→ Stated task
Pull out from the material below all lines with "name".

→ Material for this task

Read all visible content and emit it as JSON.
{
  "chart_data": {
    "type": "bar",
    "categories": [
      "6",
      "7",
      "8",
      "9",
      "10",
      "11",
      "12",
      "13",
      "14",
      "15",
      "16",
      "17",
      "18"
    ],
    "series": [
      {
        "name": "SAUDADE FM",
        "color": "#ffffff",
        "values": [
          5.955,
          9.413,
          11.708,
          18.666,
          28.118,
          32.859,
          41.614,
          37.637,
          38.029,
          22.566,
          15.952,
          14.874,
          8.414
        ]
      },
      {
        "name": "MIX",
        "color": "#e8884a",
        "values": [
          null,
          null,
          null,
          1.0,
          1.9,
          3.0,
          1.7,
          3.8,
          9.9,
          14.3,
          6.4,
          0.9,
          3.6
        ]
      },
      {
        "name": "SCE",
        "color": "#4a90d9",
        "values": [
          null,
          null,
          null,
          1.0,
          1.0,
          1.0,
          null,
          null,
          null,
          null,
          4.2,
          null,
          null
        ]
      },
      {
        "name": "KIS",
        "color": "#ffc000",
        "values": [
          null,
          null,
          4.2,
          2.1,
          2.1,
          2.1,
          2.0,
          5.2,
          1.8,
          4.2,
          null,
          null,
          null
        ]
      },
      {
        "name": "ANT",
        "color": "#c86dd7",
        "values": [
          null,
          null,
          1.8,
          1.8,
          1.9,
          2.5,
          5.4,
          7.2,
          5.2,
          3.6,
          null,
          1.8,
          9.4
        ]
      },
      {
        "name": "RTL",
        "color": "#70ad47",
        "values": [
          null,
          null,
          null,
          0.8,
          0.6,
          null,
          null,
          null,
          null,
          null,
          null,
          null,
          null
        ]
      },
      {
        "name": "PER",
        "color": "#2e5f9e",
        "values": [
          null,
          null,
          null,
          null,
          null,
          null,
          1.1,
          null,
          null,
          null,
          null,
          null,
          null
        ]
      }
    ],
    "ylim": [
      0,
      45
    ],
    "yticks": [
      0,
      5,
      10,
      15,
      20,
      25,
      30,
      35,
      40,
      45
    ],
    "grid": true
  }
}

→ Result below
        "name": "SAUDADE FM",
        "name": "MIX",
        "name": "SCE",
        "name": "KIS",
        "name": "ANT",
        "name": "RTL",
        "name": "PER",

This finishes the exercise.